→ Set exercise
Quote the entries word for word, beginning at the line that has "chart-title: 国産ナフサの価格推移（1kLあたり） [260, 42, 940, 88]" and stopping after the line that has "latest-value: 6万5700円 [912, 469, 1087, 507]".
»»
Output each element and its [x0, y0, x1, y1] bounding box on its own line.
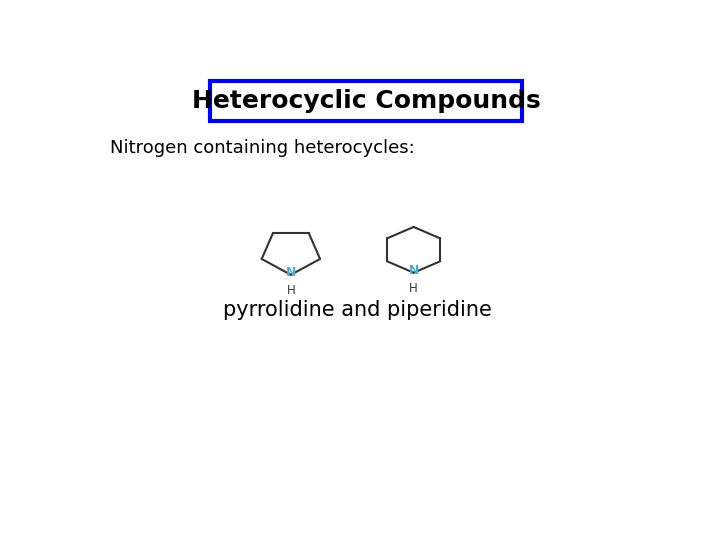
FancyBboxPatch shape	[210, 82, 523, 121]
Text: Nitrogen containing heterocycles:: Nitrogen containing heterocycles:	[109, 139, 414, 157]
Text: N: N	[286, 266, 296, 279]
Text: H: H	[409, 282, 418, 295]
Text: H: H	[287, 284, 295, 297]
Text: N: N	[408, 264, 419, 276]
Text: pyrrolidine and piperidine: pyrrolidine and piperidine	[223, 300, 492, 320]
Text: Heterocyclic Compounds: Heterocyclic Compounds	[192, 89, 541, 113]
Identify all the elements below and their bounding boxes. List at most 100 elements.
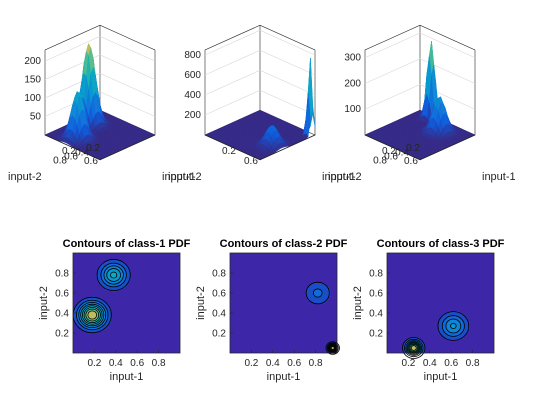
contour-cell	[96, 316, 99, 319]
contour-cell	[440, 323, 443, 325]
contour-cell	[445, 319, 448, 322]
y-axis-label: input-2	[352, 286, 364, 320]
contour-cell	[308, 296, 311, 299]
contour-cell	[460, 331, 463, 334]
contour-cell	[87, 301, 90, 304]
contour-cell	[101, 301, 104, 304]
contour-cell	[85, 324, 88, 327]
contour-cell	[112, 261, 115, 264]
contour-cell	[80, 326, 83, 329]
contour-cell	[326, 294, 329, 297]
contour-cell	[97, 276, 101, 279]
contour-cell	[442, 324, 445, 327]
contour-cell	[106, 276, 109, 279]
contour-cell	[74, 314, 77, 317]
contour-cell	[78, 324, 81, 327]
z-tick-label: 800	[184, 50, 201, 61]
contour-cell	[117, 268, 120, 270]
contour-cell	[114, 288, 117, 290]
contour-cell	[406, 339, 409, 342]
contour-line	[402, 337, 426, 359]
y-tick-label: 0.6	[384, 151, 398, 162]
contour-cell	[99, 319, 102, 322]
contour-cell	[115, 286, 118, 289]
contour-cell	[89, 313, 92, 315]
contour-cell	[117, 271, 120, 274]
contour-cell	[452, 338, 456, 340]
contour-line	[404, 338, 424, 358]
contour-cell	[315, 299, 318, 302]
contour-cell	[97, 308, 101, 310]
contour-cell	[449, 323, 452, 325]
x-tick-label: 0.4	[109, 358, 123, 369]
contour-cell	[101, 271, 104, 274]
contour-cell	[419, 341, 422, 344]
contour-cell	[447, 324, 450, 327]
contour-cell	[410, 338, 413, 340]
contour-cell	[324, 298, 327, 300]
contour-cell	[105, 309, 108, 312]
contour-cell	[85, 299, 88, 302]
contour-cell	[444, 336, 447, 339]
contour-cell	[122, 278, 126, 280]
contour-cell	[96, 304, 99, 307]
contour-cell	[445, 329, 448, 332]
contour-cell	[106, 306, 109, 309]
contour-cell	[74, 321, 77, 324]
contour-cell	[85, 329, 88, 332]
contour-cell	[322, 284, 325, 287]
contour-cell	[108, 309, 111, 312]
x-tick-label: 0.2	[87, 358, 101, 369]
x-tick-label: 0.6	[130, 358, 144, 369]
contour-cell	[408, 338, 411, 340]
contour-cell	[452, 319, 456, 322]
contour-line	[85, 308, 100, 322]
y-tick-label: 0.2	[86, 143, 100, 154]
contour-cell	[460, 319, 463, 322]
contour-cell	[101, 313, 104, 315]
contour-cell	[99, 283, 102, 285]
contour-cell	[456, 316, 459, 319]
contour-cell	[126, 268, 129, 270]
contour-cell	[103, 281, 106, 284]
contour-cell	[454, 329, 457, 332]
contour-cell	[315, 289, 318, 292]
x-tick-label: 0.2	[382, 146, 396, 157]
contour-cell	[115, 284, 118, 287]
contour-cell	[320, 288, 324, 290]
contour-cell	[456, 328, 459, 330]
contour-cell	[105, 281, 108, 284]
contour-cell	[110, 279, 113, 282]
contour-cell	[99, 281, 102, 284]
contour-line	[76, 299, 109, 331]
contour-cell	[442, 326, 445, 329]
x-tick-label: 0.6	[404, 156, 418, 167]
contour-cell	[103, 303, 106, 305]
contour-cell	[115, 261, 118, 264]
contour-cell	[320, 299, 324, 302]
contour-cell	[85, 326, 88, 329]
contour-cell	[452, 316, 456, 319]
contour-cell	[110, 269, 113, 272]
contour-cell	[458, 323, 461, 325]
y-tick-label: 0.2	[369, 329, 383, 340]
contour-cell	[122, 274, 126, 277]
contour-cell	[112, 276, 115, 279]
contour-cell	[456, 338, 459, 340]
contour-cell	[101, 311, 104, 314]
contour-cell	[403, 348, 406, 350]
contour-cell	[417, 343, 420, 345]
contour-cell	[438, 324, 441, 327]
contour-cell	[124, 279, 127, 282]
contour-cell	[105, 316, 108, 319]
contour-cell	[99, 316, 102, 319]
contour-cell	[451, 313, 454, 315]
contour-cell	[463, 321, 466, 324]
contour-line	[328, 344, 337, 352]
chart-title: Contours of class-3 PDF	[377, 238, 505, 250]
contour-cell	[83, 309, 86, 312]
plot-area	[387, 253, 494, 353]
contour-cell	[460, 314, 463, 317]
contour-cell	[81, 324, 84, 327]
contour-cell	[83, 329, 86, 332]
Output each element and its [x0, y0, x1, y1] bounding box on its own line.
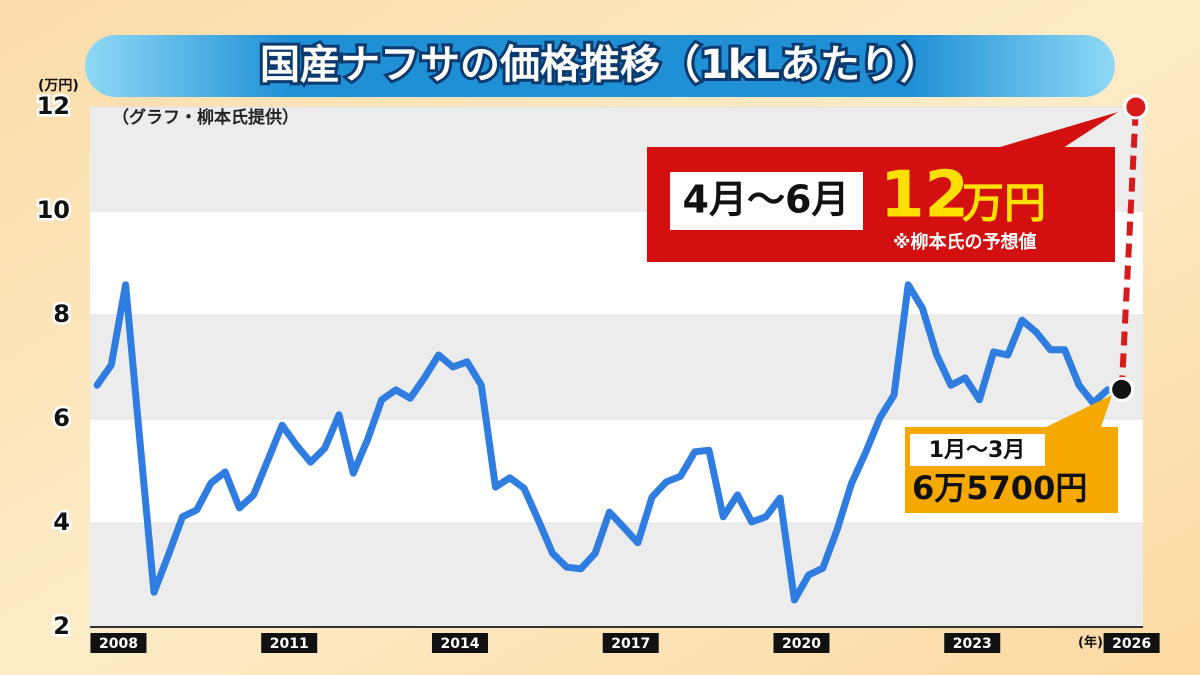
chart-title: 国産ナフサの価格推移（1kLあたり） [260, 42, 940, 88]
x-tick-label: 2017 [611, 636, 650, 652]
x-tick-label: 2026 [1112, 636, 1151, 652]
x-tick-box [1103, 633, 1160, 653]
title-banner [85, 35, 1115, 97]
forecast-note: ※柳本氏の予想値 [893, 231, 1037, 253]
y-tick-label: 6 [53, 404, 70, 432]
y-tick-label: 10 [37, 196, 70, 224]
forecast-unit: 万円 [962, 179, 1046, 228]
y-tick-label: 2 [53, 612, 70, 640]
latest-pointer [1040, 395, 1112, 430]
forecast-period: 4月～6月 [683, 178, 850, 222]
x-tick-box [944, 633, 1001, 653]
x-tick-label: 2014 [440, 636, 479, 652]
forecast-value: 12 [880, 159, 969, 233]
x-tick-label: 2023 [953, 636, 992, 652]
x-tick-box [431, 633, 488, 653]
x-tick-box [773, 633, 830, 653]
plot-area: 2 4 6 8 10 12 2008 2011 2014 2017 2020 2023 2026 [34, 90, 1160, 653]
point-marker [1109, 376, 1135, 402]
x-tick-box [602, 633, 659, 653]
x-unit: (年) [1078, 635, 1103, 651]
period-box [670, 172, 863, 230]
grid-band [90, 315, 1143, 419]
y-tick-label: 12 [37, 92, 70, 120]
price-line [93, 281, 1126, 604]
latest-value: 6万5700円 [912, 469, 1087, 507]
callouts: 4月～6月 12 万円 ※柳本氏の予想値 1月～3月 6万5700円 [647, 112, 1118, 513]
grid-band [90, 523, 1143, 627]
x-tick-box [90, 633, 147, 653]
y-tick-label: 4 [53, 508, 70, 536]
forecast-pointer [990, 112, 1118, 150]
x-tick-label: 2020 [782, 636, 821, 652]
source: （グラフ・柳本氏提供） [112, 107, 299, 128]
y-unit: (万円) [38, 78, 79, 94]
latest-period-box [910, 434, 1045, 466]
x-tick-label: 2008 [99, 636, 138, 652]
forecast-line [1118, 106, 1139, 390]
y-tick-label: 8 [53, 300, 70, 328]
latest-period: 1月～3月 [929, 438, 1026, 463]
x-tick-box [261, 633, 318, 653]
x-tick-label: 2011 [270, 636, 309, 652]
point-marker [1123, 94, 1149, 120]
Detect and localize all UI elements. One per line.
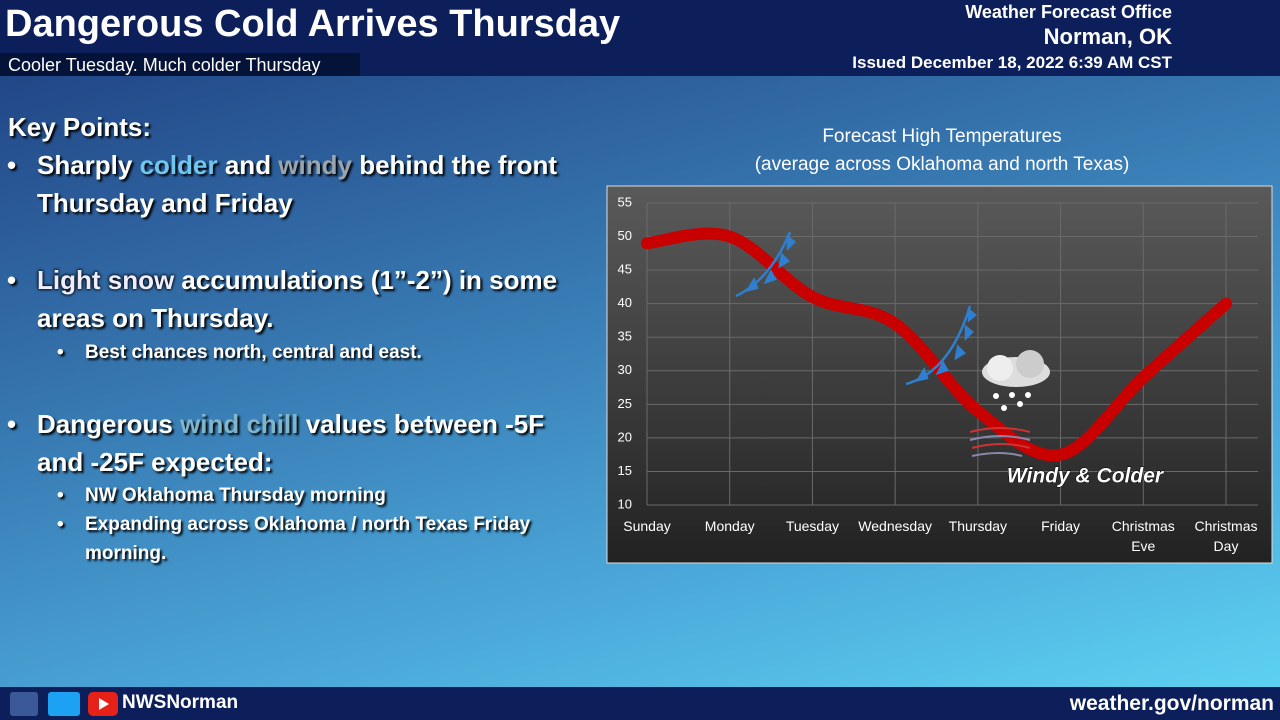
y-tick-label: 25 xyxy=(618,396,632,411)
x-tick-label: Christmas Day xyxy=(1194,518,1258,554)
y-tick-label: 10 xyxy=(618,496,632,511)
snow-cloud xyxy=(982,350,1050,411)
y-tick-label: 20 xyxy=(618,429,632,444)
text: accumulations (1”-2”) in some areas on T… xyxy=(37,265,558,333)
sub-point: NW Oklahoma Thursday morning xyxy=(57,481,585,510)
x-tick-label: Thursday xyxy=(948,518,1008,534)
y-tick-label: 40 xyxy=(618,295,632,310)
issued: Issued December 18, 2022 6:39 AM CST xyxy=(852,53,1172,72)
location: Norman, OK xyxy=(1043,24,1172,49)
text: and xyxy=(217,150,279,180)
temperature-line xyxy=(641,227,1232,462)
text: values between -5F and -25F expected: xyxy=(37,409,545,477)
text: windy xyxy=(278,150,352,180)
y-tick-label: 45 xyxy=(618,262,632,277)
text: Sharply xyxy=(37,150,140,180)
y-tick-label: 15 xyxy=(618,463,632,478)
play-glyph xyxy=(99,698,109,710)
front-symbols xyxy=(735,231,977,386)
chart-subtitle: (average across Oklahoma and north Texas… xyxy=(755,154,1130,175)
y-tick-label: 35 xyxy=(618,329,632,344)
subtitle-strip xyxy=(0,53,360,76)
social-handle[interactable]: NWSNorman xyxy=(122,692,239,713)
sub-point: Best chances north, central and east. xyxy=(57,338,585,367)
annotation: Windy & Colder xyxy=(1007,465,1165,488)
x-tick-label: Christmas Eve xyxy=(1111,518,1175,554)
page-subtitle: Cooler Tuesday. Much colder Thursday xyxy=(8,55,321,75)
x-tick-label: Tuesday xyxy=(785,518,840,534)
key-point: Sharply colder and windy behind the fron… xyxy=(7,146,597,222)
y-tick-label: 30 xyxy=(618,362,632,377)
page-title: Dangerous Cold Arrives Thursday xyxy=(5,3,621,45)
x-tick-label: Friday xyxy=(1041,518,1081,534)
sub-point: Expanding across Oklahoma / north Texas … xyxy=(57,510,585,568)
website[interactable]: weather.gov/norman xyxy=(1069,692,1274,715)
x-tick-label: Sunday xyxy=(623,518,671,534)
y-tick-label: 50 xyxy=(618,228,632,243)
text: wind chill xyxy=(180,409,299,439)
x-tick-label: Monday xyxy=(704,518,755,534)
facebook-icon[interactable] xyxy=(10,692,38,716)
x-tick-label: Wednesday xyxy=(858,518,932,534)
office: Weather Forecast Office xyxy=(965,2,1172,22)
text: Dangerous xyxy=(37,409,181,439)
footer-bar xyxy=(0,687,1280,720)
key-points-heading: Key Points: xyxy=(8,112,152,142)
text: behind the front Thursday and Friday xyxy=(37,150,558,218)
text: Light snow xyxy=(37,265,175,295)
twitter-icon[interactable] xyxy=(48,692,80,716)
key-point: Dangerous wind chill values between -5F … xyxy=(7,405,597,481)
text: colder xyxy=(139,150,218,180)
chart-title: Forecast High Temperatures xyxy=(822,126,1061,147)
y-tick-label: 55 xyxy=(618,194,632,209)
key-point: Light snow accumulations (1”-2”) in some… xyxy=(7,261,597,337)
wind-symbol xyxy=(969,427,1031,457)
««
→ Task response
chart-title: 国産ナフサの価格推移（1kLあたり） [260, 42, 940, 88]
x-tick-label: 2017 [611, 636, 650, 652]
x-tick-label: 2026 [1112, 636, 1151, 652]
x-tick-box [1103, 633, 1160, 653]
title-banner [85, 35, 1115, 97]
forecast-note: ※柳本氏の予想値 [893, 231, 1037, 253]
y-tick-label: 6 [53, 404, 70, 432]
y-tick-label: 10 [37, 196, 70, 224]
forecast-unit: 万円 [962, 179, 1046, 228]
y-tick-label: 2 [53, 612, 70, 640]
latest-pointer [1040, 395, 1112, 430]
forecast-period: 4月～6月 [683, 178, 850, 222]
x-tick-box [944, 633, 1001, 653]
x-tick-label: 2014 [440, 636, 479, 652]
forecast-value: 12 [880, 159, 969, 233]
x-tick-label: 2023 [953, 636, 992, 652]
x-tick-box [431, 633, 488, 653]
x-tick-box [773, 633, 830, 653]
plot-area: 2 4 6 8 10 12 2008 2011 2014 2017 2020 2023 2026 [34, 90, 1160, 653]
point-marker [1109, 376, 1135, 402]
x-tick-box [602, 633, 659, 653]
x-unit: (年) [1078, 635, 1103, 651]
period-box [670, 172, 863, 230]
grid-band [90, 315, 1143, 419]
y-tick-label: 12 [37, 92, 70, 120]
price-line [93, 281, 1126, 604]
latest-value: 6万5700円 [912, 469, 1087, 507]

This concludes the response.